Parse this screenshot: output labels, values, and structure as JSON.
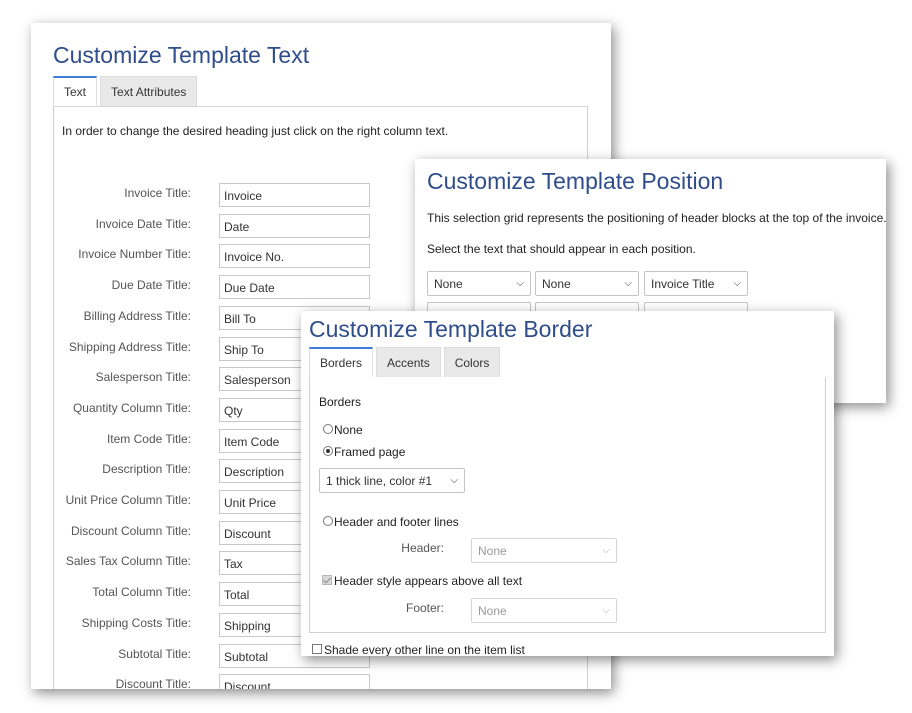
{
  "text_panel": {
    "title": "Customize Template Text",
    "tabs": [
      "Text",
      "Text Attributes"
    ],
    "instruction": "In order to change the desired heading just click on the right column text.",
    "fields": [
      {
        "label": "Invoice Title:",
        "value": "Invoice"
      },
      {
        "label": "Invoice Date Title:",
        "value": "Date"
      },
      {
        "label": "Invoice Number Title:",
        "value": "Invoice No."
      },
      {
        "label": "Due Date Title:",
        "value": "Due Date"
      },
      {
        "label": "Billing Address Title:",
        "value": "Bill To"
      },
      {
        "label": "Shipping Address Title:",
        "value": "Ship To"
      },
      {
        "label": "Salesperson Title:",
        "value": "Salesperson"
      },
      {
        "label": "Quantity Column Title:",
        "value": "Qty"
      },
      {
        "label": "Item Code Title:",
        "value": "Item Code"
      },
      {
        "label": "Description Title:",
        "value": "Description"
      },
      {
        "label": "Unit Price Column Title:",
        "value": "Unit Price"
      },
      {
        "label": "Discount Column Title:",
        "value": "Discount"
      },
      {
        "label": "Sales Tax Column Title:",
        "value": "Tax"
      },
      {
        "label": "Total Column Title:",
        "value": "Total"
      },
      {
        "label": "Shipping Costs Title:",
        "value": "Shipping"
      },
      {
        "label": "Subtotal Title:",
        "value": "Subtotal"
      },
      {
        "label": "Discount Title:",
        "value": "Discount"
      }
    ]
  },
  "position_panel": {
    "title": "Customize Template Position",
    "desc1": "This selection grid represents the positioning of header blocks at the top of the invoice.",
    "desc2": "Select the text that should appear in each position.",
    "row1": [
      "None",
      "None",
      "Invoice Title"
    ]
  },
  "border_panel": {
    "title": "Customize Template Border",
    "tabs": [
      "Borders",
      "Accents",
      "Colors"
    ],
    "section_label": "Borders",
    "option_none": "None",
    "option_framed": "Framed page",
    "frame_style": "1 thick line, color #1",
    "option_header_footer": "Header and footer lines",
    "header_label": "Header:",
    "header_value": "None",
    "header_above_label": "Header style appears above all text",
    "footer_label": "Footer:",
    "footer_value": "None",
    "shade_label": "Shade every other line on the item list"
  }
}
..............................
** Exercise brief **
Reproduce each line word for word and drop the pictures.

** Finished task **
Parse this screenshot: output labels, values, and structure as JSON.
{
  "text_panel": {
    "title": "Customize Template Text",
    "tabs": [
      "Text",
      "Text Attributes"
    ],
    "instruction": "In order to change the desired heading just click on the right column text.",
    "fields": [
      {
        "label": "Invoice Title:",
        "value": "Invoice"
      },
      {
        "label": "Invoice Date Title:",
        "value": "Date"
      },
      {
        "label": "Invoice Number Title:",
        "value": "Invoice No."
      },
      {
        "label": "Due Date Title:",
        "value": "Due Date"
      },
      {
        "label": "Billing Address Title:",
        "value": "Bill To"
      },
      {
        "label": "Shipping Address Title:",
        "value": "Ship To"
      },
      {
        "label": "Salesperson Title:",
        "value": "Salesperson"
      },
      {
        "label": "Quantity Column Title:",
        "value": "Qty"
      },
      {
        "label": "Item Code Title:",
        "value": "Item Code"
      },
      {
        "label": "Description Title:",
        "value": "Description"
      },
      {
        "label": "Unit Price Column Title:",
        "value": "Unit Price"
      },
      {
        "label": "Discount Column Title:",
        "value": "Discount"
      },
      {
        "label": "Sales Tax Column Title:",
        "value": "Tax"
      },
      {
        "label": "Total Column Title:",
        "value": "Total"
      },
      {
        "label": "Shipping Costs Title:",
        "value": "Shipping"
      },
      {
        "label": "Subtotal Title:",
        "value": "Subtotal"
      },
      {
        "label": "Discount Title:",
        "value": "Discount"
      }
    ]
  },
  "position_panel": {
    "title": "Customize Template Position",
    "desc1": "This selection grid represents the positioning of header blocks at the top of the invoice.",
    "desc2": "Select the text that should appear in each position.",
    "row1": [
      "None",
      "None",
      "Invoice Title"
    ]
  },
  "border_panel": {
    "title": "Customize Template Border",
    "tabs": [
      "Borders",
      "Accents",
      "Colors"
    ],
    "section_label": "Borders",
    "option_none": "None",
    "option_framed": "Framed page",
    "frame_style": "1 thick line, color #1",
    "option_header_footer": "Header and footer lines",
    "header_label": "Header:",
    "header_value": "None",
    "header_above_label": "Header style appears above all text",
    "footer_label": "Footer:",
    "footer_value": "None",
    "shade_label": "Shade every other line on the item list"
  }
}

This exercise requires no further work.